#### DATA RECORDS
— Begin —
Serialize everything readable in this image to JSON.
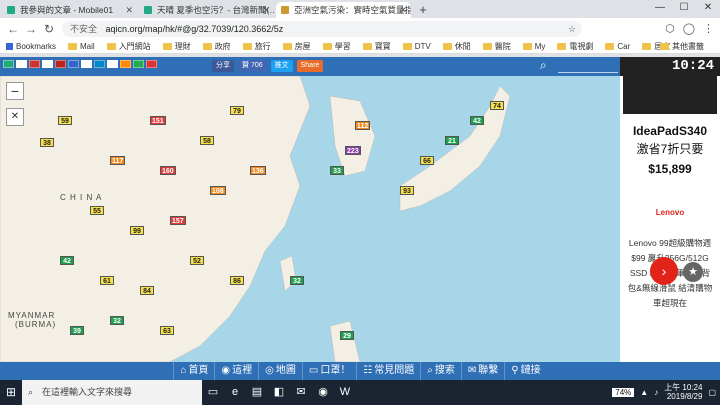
{
  "tabs": [
    {
      "label": "我參與的文章 - Mobile01",
      "active": false
    },
    {
      "label": "天晴 夏季也空污？- 台灣新聞(…",
      "active": false
    },
    {
      "label": "亞洲空氣污染：實時空氣質量指數",
      "active": true
    }
  ],
  "window_controls": {
    "minimize": "—",
    "maximize": "☐",
    "close": "✕"
  },
  "address": {
    "insecure_label": "不安全",
    "url": "aqicn.org/map/hk/#@g/32.7039/120.3662/5z"
  },
  "bookmarks": [
    "Bookmarks",
    "Mail",
    "入門網站",
    "理財",
    "政府",
    "旅行",
    "房屋",
    "學習",
    "寶寶",
    "DTV",
    "休閒",
    "醫院",
    "My",
    "電視劇",
    "Car",
    "居家"
  ],
  "bookmarks_right": "其他書籤",
  "aqi_bar": {
    "flags": [
      "#2a7",
      "#fff",
      "#c33",
      "#fff",
      "#b22",
      "#36c",
      "#fff",
      "#08c",
      "#fff",
      "#f80",
      "#2a5",
      "#d33"
    ],
    "share_label": "分享",
    "like_label": "贊 706",
    "tweet_label": "推文",
    "share2_label": "Share",
    "clock": "10:24"
  },
  "map_labels": {
    "china": "C H I N A",
    "myanmar": "MYANMAR",
    "burma": "(BURMA)"
  },
  "map_markers": [
    {
      "v": "38",
      "c": "#f7e14a"
    },
    {
      "v": "59",
      "c": "#f7e14a"
    },
    {
      "v": "117",
      "c": "#f28a22"
    },
    {
      "v": "151",
      "c": "#e03a3a"
    },
    {
      "v": "160",
      "c": "#e03a3a"
    },
    {
      "v": "58",
      "c": "#f7e14a"
    },
    {
      "v": "79",
      "c": "#f7e14a"
    },
    {
      "v": "55",
      "c": "#f7e14a"
    },
    {
      "v": "99",
      "c": "#f7e14a"
    },
    {
      "v": "157",
      "c": "#e03a3a"
    },
    {
      "v": "108",
      "c": "#f28a22"
    },
    {
      "v": "136",
      "c": "#f28a22"
    },
    {
      "v": "42",
      "c": "#1f9e4e"
    },
    {
      "v": "61",
      "c": "#f7e14a"
    },
    {
      "v": "84",
      "c": "#f7e14a"
    },
    {
      "v": "223",
      "c": "#8b3fa8"
    },
    {
      "v": "112",
      "c": "#f28a22"
    },
    {
      "v": "33",
      "c": "#1f9e4e"
    },
    {
      "v": "66",
      "c": "#f7e14a"
    },
    {
      "v": "21",
      "c": "#1f9e4e"
    },
    {
      "v": "42",
      "c": "#1f9e4e"
    },
    {
      "v": "74",
      "c": "#f7e14a"
    },
    {
      "v": "93",
      "c": "#f7e14a"
    },
    {
      "v": "32",
      "c": "#1f9e4e"
    },
    {
      "v": "29",
      "c": "#1f9e4e"
    },
    {
      "v": "52",
      "c": "#f7e14a"
    },
    {
      "v": "86",
      "c": "#f7e14a"
    },
    {
      "v": "39",
      "c": "#1f9e4e"
    },
    {
      "v": "32",
      "c": "#1f9e4e"
    },
    {
      "v": "63",
      "c": "#f7e14a"
    }
  ],
  "ad": {
    "title": "IdeaPadS340",
    "subtitle": "激省7折只要",
    "price": "$15,899",
    "brand": "Lenovo",
    "desc": "Lenovo 99超級購物週 $99 贏升256G/512G SSD $9加購筆電後背包&無線滑鼠 結清購物車超現在",
    "go": "›",
    "fav": "★"
  },
  "bottom_nav": [
    {
      "icon": "⌂",
      "label": "首頁"
    },
    {
      "icon": "◉",
      "label": "這裡"
    },
    {
      "icon": "◎",
      "label": "地圖"
    },
    {
      "icon": "▭",
      "label": "口罩！"
    },
    {
      "icon": "☷",
      "label": "常見問題"
    },
    {
      "icon": "⌕",
      "label": "搜索"
    },
    {
      "icon": "✉",
      "label": "聯繫"
    },
    {
      "icon": "⚲",
      "label": "鏈接"
    }
  ],
  "taskbar": {
    "search_placeholder": "在這裡輸入文字來搜尋",
    "battery": "74%",
    "time": "上午 10:24",
    "date": "2019/8/29"
  }
}
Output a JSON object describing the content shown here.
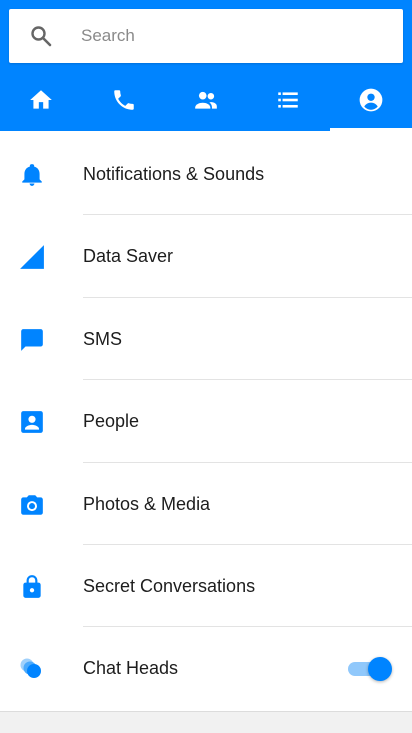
{
  "colors": {
    "accent": "#0084ff",
    "toggle_track": "#90c8fb",
    "text": "#1d1d1d",
    "divider": "#e3e3e3"
  },
  "search": {
    "placeholder": "Search",
    "icon": "search-icon"
  },
  "tabs": [
    {
      "icon": "home-icon",
      "active": false
    },
    {
      "icon": "phone-icon",
      "active": false
    },
    {
      "icon": "people-icon",
      "active": false
    },
    {
      "icon": "list-icon",
      "active": false
    },
    {
      "icon": "account-circle-icon",
      "active": true
    }
  ],
  "settings": {
    "items": [
      {
        "label": "Notifications & Sounds",
        "icon": "bell-icon"
      },
      {
        "label": "Data Saver",
        "icon": "signal-icon"
      },
      {
        "label": "SMS",
        "icon": "message-icon"
      },
      {
        "label": "People",
        "icon": "contact-icon"
      },
      {
        "label": "Photos & Media",
        "icon": "camera-icon"
      },
      {
        "label": "Secret Conversations",
        "icon": "lock-icon"
      },
      {
        "label": "Chat Heads",
        "icon": "chat-heads-icon",
        "toggle_on": true
      }
    ]
  }
}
— End —
#### GIVEN INSTRUCTION
Reproduce every entry word for word, but skip any pictures.

#### RESULT FOR THIS TASK
Serialize everything readable in this image to JSON.
{
  "tabs": [
    {
      "label": "我參與的文章 - Mobile01",
      "active": false
    },
    {
      "label": "天晴 夏季也空污？- 台灣新聞(…",
      "active": false
    },
    {
      "label": "亞洲空氣污染：實時空氣質量指數",
      "active": true
    }
  ],
  "window_controls": {
    "minimize": "—",
    "maximize": "☐",
    "close": "✕"
  },
  "address": {
    "insecure_label": "不安全",
    "url": "aqicn.org/map/hk/#@g/32.7039/120.3662/5z"
  },
  "bookmarks": [
    "Bookmarks",
    "Mail",
    "入門網站",
    "理財",
    "政府",
    "旅行",
    "房屋",
    "學習",
    "寶寶",
    "DTV",
    "休閒",
    "醫院",
    "My",
    "電視劇",
    "Car",
    "居家"
  ],
  "bookmarks_right": "其他書籤",
  "aqi_bar": {
    "flags": [
      "#2a7",
      "#fff",
      "#c33",
      "#fff",
      "#b22",
      "#36c",
      "#fff",
      "#08c",
      "#fff",
      "#f80",
      "#2a5",
      "#d33"
    ],
    "share_label": "分享",
    "like_label": "贊 706",
    "tweet_label": "推文",
    "share2_label": "Share",
    "clock": "10:24"
  },
  "map_labels": {
    "china": "C H I N A",
    "myanmar": "MYANMAR",
    "burma": "(BURMA)"
  },
  "map_markers": [
    {
      "v": "38",
      "c": "#f7e14a"
    },
    {
      "v": "59",
      "c": "#f7e14a"
    },
    {
      "v": "117",
      "c": "#f28a22"
    },
    {
      "v": "151",
      "c": "#e03a3a"
    },
    {
      "v": "160",
      "c": "#e03a3a"
    },
    {
      "v": "58",
      "c": "#f7e14a"
    },
    {
      "v": "79",
      "c": "#f7e14a"
    },
    {
      "v": "55",
      "c": "#f7e14a"
    },
    {
      "v": "99",
      "c": "#f7e14a"
    },
    {
      "v": "157",
      "c": "#e03a3a"
    },
    {
      "v": "108",
      "c": "#f28a22"
    },
    {
      "v": "136",
      "c": "#f28a22"
    },
    {
      "v": "42",
      "c": "#1f9e4e"
    },
    {
      "v": "61",
      "c": "#f7e14a"
    },
    {
      "v": "84",
      "c": "#f7e14a"
    },
    {
      "v": "223",
      "c": "#8b3fa8"
    },
    {
      "v": "112",
      "c": "#f28a22"
    },
    {
      "v": "33",
      "c": "#1f9e4e"
    },
    {
      "v": "66",
      "c": "#f7e14a"
    },
    {
      "v": "21",
      "c": "#1f9e4e"
    },
    {
      "v": "42",
      "c": "#1f9e4e"
    },
    {
      "v": "74",
      "c": "#f7e14a"
    },
    {
      "v": "93",
      "c": "#f7e14a"
    },
    {
      "v": "32",
      "c": "#1f9e4e"
    },
    {
      "v": "29",
      "c": "#1f9e4e"
    },
    {
      "v": "52",
      "c": "#f7e14a"
    },
    {
      "v": "86",
      "c": "#f7e14a"
    },
    {
      "v": "39",
      "c": "#1f9e4e"
    },
    {
      "v": "32",
      "c": "#1f9e4e"
    },
    {
      "v": "63",
      "c": "#f7e14a"
    }
  ],
  "ad": {
    "title": "IdeaPadS340",
    "subtitle": "激省7折只要",
    "price": "$15,899",
    "brand": "Lenovo",
    "desc": "Lenovo 99超級購物週 $99 贏升256G/512G SSD $9加購筆電後背包&無線滑鼠 結清購物車超現在",
    "go": "›",
    "fav": "★"
  },
  "bottom_nav": [
    {
      "icon": "⌂",
      "label": "首頁"
    },
    {
      "icon": "◉",
      "label": "這裡"
    },
    {
      "icon": "◎",
      "label": "地圖"
    },
    {
      "icon": "▭",
      "label": "口罩！"
    },
    {
      "icon": "☷",
      "label": "常見問題"
    },
    {
      "icon": "⌕",
      "label": "搜索"
    },
    {
      "icon": "✉",
      "label": "聯繫"
    },
    {
      "icon": "⚲",
      "label": "鏈接"
    }
  ],
  "taskbar": {
    "search_placeholder": "在這裡輸入文字來搜尋",
    "battery": "74%",
    "time": "上午 10:24",
    "date": "2019/8/29"
  }
}
Output a JSON object describing the content shown here.
{
  "colors": {
    "accent": "#0084ff",
    "toggle_track": "#90c8fb",
    "text": "#1d1d1d",
    "divider": "#e3e3e3"
  },
  "search": {
    "placeholder": "Search",
    "icon": "search-icon"
  },
  "tabs": [
    {
      "icon": "home-icon",
      "active": false
    },
    {
      "icon": "phone-icon",
      "active": false
    },
    {
      "icon": "people-icon",
      "active": false
    },
    {
      "icon": "list-icon",
      "active": false
    },
    {
      "icon": "account-circle-icon",
      "active": true
    }
  ],
  "settings": {
    "items": [
      {
        "label": "Notifications & Sounds",
        "icon": "bell-icon"
      },
      {
        "label": "Data Saver",
        "icon": "signal-icon"
      },
      {
        "label": "SMS",
        "icon": "message-icon"
      },
      {
        "label": "People",
        "icon": "contact-icon"
      },
      {
        "label": "Photos & Media",
        "icon": "camera-icon"
      },
      {
        "label": "Secret Conversations",
        "icon": "lock-icon"
      },
      {
        "label": "Chat Heads",
        "icon": "chat-heads-icon",
        "toggle_on": true
      }
    ]
  }
}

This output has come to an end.